-------- Excerpted data --------

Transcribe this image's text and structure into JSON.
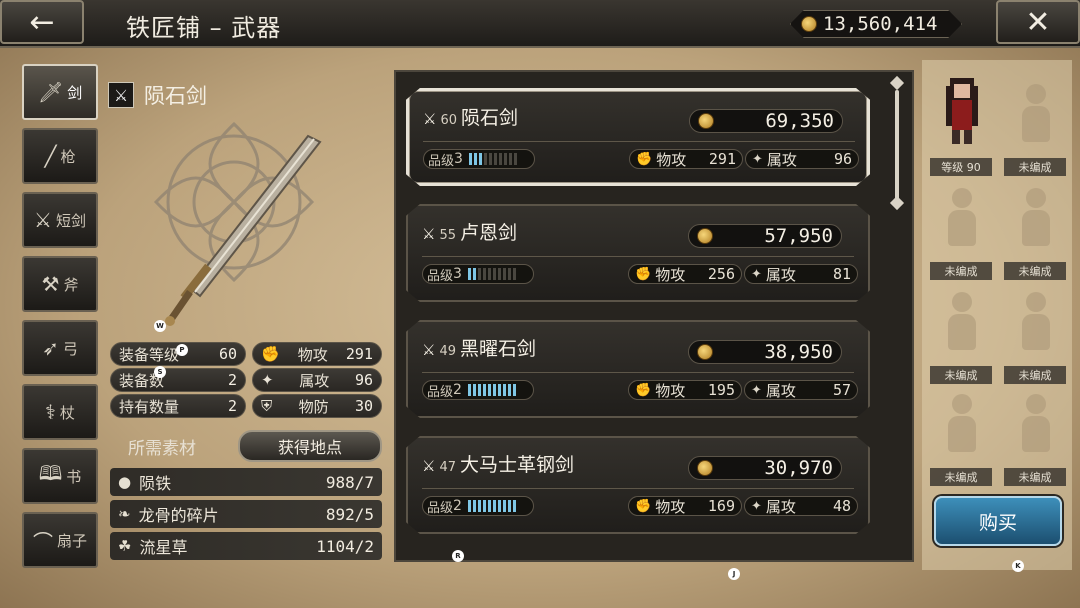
{
  "header": {
    "back_icon": "arrow-left-icon",
    "title": "铁匠铺 – 武器",
    "gold": "13,560,414",
    "close_icon": "close-icon"
  },
  "categories": [
    {
      "label": "剑",
      "icon": "sword-icon",
      "active": true
    },
    {
      "label": "枪",
      "icon": "spear-icon"
    },
    {
      "label": "短剑",
      "icon": "dagger-icon"
    },
    {
      "label": "斧",
      "icon": "axe-icon"
    },
    {
      "label": "弓",
      "icon": "bow-icon"
    },
    {
      "label": "杖",
      "icon": "staff-icon"
    },
    {
      "label": "书",
      "icon": "book-icon"
    },
    {
      "label": "扇子",
      "icon": "fan-icon"
    }
  ],
  "detail": {
    "name": "陨石剑",
    "stats": [
      {
        "label": "装备等级",
        "value": "60",
        "label2": "物攻",
        "value2": "291"
      },
      {
        "label": "装备数",
        "value": "2",
        "label2": "属攻",
        "value2": "96"
      },
      {
        "label": "持有数量",
        "value": "2",
        "label2": "物防",
        "value2": "30"
      }
    ],
    "materials_label": "所需素材",
    "obtain_button": "获得地点",
    "materials": [
      {
        "name": "陨铁",
        "value": "988/7"
      },
      {
        "name": "龙骨的碎片",
        "value": "892/5"
      },
      {
        "name": "流星草",
        "value": "1104/2"
      }
    ],
    "key_hints": {
      "w": "W",
      "a": "P",
      "s": "S"
    }
  },
  "weapons": [
    {
      "level": "60",
      "name": "陨石剑",
      "price": "69,350",
      "grade_label": "品级",
      "grade": "3",
      "grade_fill": 3,
      "phys_label": "物攻",
      "phys": "291",
      "elem_label": "属攻",
      "elem": "96",
      "selected": true
    },
    {
      "level": "55",
      "name": "卢恩剑",
      "price": "57,950",
      "grade_label": "品级",
      "grade": "3",
      "grade_fill": 2,
      "phys_label": "物攻",
      "phys": "256",
      "elem_label": "属攻",
      "elem": "81"
    },
    {
      "level": "49",
      "name": "黑曜石剑",
      "price": "38,950",
      "grade_label": "品级",
      "grade": "2",
      "grade_fill": 10,
      "phys_label": "物攻",
      "phys": "195",
      "elem_label": "属攻",
      "elem": "57"
    },
    {
      "level": "47",
      "name": "大马士革钢剑",
      "price": "30,970",
      "grade_label": "品级",
      "grade": "2",
      "grade_fill": 10,
      "phys_label": "物攻",
      "phys": "169",
      "elem_label": "属攻",
      "elem": "48"
    }
  ],
  "party": {
    "hero_label": "等级 90",
    "empty_label": "未编成"
  },
  "buy_button": "购买",
  "key_hints_misc": {
    "r": "R",
    "j": "J",
    "k": "K"
  },
  "colors": {
    "accent_blue": "#3d8fba",
    "grade_bar": "#7fc7e6",
    "panel_dark": "#27241f",
    "parchment": "#c9b08a"
  }
}
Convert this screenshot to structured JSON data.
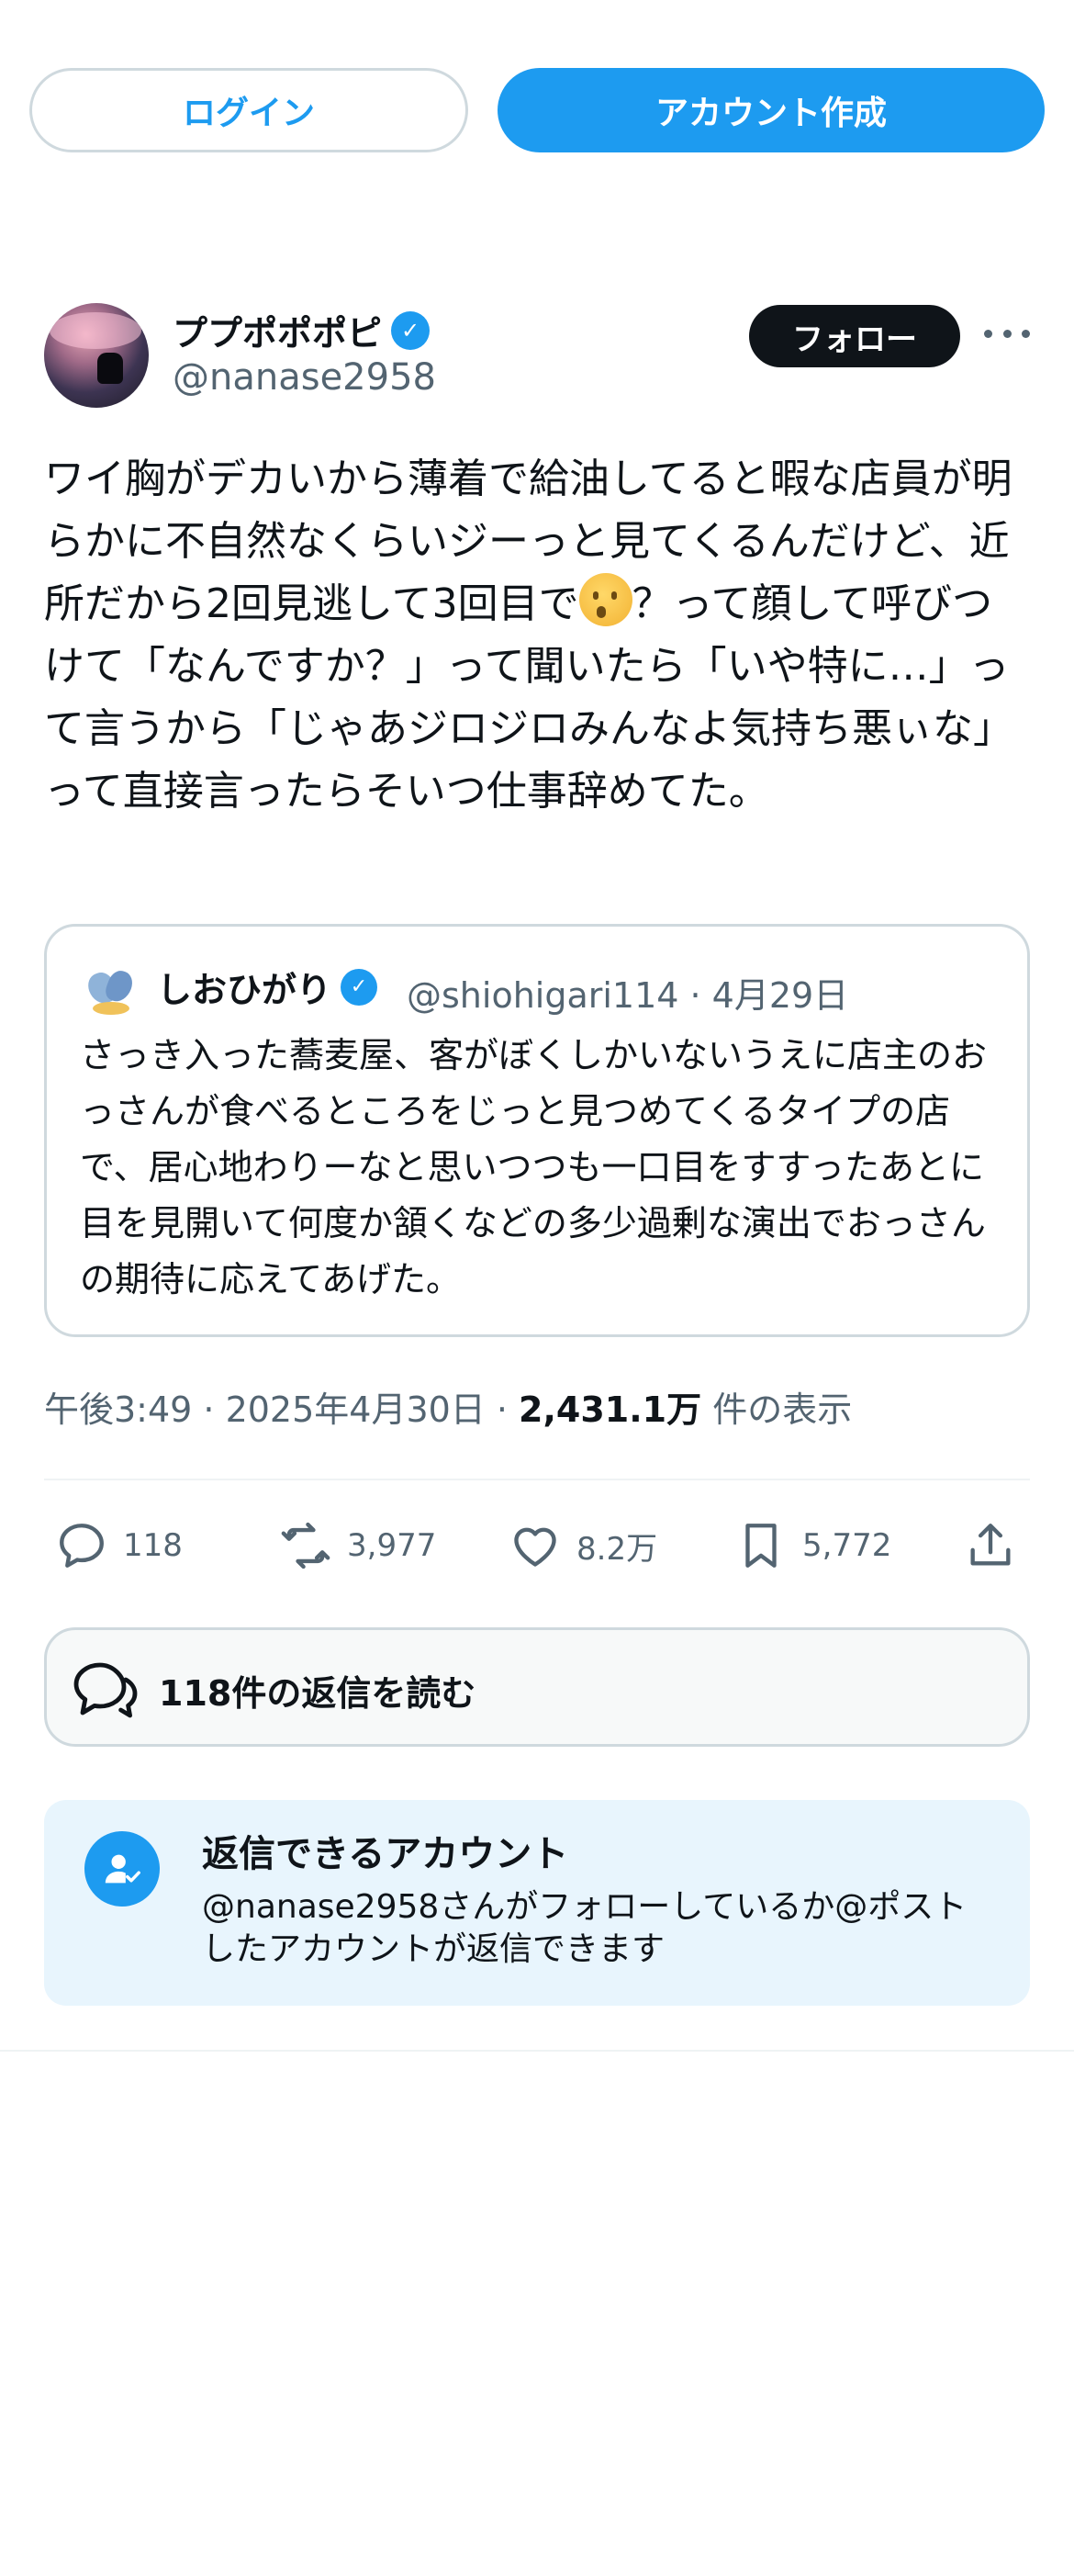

--------

Provide only the number of lines in the entries that hold the word "JSON".

> _Worked answer_: 2